_Task statement_: An exact copy of every record is needed.
— Start of Extracted material —
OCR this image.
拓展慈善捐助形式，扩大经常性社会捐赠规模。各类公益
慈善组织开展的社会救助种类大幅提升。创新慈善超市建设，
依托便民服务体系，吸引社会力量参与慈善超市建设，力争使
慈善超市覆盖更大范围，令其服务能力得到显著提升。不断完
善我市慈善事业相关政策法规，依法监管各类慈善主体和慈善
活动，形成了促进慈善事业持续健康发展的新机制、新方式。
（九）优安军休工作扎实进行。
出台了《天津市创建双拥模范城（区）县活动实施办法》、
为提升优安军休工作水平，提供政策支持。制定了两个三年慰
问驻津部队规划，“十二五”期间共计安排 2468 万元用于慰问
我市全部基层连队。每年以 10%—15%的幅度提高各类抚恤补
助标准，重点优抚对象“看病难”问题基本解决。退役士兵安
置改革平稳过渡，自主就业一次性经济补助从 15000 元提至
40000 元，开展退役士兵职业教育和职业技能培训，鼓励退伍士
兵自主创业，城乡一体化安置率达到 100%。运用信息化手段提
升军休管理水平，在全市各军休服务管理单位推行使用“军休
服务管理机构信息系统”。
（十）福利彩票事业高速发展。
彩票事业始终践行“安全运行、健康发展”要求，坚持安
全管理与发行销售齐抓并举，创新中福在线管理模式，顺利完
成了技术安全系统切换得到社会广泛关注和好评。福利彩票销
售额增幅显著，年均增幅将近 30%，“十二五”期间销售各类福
— End of Extracted material —
_Correct output_:
OCR this image.
拓展慈善捐助形式，扩大经常性社会捐赠规模。各类公益
慈善组织开展的社会救助种类大幅提升。创新慈善超市建设，
依托便民服务体系，吸引社会力量参与慈善超市建设，力争使
慈善超市覆盖更大范围，令其服务能力得到显著提升。不断完
善我市慈善事业相关政策法规，依法监管各类慈善主体和慈善
活动，形成了促进慈善事业持续健康发展的新机制、新方式。
（九）优安军休工作扎实进行。
出台了《天津市创建双拥模范城（区）县活动实施办法》、
为提升优安军休工作水平，提供政策支持。制定了两个三年慰
问驻津部队规划，“十二五”期间共计安排 2468 万元用于慰问
我市全部基层连队。每年以 10%—15%的幅度提高各类抚恤补
助标准，重点优抚对象“看病难”问题基本解决。退役士兵安
置改革平稳过渡，自主就业一次性经济补助从 15000 元提至
40000 元，开展退役士兵职业教育和职业技能培训，鼓励退伍士
兵自主创业，城乡一体化安置率达到 100%。运用信息化手段提
升军休管理水平，在全市各军休服务管理单位推行使用“军休
服务管理机构信息系统”。
（十）福利彩票事业高速发展。
彩票事业始终践行“安全运行、健康发展”要求，坚持安
全管理与发行销售齐抓并举，创新中福在线管理模式，顺利完
成了技术安全系统切换得到社会广泛关注和好评。福利彩票销
售额增幅显著，年均增幅将近 30%，“十二五”期间销售各类福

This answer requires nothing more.